*Exercise brief*
Select from the records below every line that has the word "为递增数列" in it.

*Record list*

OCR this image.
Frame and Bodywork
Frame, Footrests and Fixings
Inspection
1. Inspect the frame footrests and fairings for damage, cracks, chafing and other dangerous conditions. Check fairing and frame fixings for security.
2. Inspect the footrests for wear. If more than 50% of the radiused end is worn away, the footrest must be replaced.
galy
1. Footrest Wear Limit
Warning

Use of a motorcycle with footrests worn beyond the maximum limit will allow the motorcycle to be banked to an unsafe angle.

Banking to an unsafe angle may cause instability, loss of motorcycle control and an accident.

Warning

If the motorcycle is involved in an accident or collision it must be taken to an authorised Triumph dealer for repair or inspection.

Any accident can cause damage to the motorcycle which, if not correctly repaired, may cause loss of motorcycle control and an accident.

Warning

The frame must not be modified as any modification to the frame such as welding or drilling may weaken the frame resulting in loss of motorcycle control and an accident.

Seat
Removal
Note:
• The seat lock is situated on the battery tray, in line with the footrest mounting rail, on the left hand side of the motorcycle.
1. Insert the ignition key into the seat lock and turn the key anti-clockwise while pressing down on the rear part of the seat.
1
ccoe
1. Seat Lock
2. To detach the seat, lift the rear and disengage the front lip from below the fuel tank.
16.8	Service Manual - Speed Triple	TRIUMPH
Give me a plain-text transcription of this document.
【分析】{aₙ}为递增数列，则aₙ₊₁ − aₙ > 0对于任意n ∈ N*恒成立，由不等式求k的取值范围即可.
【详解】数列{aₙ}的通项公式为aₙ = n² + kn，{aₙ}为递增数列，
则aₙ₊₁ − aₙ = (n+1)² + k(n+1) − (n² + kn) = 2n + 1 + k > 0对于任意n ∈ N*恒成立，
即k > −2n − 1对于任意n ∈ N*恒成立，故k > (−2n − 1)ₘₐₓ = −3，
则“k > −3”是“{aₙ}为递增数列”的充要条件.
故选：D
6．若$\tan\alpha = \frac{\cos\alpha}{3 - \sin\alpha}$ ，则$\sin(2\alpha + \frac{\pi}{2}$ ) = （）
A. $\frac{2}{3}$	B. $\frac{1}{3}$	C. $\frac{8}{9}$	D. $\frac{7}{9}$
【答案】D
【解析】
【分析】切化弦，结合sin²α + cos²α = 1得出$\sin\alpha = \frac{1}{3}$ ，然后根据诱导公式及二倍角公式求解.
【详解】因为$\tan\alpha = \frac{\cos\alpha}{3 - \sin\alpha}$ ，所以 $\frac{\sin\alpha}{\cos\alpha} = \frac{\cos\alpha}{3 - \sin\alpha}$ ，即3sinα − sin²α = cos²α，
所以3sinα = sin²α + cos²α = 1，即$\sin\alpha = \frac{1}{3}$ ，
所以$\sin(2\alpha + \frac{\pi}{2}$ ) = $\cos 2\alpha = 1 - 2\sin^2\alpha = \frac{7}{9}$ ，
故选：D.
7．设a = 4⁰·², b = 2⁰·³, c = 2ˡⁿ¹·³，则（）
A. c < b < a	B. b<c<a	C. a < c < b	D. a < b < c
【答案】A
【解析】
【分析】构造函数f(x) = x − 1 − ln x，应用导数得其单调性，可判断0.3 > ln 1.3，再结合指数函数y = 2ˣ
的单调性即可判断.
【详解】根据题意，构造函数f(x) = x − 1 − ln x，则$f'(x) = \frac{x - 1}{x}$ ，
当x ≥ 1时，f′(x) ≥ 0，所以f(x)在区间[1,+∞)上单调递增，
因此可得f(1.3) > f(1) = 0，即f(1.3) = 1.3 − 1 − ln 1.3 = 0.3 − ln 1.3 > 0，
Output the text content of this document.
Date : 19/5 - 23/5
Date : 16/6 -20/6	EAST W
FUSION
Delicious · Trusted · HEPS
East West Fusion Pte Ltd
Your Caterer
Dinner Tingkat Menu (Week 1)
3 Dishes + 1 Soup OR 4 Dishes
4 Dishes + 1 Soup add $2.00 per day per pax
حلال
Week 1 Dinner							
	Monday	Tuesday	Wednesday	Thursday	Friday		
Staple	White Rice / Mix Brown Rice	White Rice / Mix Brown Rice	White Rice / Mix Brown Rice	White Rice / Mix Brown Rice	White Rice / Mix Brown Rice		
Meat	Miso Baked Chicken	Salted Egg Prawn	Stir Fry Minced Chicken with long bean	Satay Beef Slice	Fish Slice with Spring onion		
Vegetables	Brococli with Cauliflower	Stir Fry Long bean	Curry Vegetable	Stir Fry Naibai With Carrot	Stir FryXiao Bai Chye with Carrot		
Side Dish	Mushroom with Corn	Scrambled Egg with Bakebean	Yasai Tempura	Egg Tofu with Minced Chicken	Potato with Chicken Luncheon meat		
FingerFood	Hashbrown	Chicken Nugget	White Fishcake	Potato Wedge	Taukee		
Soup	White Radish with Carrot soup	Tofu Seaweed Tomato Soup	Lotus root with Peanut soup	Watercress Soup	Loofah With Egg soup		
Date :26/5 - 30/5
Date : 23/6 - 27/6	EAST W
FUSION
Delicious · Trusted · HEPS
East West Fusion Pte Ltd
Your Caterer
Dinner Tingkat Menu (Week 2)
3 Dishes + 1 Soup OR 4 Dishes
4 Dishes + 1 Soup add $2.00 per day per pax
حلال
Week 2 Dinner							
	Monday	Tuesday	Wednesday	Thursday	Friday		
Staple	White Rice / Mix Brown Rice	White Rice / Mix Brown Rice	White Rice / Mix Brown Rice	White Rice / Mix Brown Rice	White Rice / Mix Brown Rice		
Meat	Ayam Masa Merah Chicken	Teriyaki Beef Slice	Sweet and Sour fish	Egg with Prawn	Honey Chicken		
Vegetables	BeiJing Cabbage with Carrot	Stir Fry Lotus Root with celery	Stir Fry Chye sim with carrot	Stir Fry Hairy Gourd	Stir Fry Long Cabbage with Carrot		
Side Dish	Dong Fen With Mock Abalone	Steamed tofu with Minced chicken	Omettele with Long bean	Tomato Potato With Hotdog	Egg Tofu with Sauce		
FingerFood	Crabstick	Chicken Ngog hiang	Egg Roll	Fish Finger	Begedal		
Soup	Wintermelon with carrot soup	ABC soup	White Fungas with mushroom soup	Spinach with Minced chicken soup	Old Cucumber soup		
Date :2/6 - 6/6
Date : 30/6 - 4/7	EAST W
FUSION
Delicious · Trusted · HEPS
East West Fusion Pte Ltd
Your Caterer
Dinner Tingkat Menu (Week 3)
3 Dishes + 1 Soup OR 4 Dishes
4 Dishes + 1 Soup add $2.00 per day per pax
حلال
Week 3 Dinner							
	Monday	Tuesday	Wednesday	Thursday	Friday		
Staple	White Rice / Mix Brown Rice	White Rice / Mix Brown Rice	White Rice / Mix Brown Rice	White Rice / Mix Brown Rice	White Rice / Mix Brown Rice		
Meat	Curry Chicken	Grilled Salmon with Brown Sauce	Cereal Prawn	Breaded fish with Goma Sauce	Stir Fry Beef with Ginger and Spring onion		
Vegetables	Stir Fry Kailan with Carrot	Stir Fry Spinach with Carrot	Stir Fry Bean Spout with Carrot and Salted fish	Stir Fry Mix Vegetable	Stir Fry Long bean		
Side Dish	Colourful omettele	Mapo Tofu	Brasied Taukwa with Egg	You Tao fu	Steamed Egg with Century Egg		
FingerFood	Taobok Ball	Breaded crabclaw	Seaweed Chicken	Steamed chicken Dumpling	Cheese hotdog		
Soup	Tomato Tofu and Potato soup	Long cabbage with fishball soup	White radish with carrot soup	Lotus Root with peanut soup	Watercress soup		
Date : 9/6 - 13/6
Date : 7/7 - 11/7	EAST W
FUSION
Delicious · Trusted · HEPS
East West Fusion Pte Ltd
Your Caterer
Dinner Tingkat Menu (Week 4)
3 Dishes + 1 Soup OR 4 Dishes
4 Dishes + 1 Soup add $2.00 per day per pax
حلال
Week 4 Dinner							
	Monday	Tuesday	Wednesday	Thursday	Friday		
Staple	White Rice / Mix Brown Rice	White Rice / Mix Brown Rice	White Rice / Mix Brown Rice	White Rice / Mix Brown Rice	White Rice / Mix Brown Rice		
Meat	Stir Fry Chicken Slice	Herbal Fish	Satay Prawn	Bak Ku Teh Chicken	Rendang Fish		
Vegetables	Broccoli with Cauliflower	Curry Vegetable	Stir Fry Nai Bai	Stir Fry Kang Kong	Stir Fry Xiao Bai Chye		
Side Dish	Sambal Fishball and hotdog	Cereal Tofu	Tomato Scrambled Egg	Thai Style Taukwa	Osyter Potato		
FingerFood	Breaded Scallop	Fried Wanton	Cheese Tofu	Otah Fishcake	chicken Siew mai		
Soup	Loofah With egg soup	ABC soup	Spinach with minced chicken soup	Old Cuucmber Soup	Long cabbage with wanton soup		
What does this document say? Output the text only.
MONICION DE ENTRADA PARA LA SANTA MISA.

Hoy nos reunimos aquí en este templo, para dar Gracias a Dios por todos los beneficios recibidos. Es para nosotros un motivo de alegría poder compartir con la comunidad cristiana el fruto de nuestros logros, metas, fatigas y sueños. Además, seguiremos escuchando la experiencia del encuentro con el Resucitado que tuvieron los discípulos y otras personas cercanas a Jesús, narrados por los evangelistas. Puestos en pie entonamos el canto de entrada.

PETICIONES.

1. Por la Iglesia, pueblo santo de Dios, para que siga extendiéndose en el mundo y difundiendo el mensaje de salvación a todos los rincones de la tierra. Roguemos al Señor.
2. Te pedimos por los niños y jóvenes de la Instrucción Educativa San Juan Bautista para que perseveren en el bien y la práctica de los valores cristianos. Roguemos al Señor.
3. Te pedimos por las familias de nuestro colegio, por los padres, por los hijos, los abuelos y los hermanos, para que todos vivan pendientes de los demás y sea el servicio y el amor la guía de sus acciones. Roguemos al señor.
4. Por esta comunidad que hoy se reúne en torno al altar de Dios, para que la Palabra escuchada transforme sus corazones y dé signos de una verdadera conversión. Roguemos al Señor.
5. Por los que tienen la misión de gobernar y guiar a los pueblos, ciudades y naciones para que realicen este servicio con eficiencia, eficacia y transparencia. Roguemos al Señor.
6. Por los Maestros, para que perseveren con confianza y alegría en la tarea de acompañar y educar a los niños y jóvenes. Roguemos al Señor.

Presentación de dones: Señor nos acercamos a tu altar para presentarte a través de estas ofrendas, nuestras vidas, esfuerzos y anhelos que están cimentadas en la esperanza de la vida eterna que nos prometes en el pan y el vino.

*The completed task*
【分析】{aₙ}为递增数列，则aₙ₊₁ − aₙ > 0对于任意n ∈ N*恒成立，由不等式求k的取值范围即可.
【详解】数列{aₙ}的通项公式为aₙ = n² + kn，{aₙ}为递增数列，
则“k > −3”是“{aₙ}为递增数列”的充要条件.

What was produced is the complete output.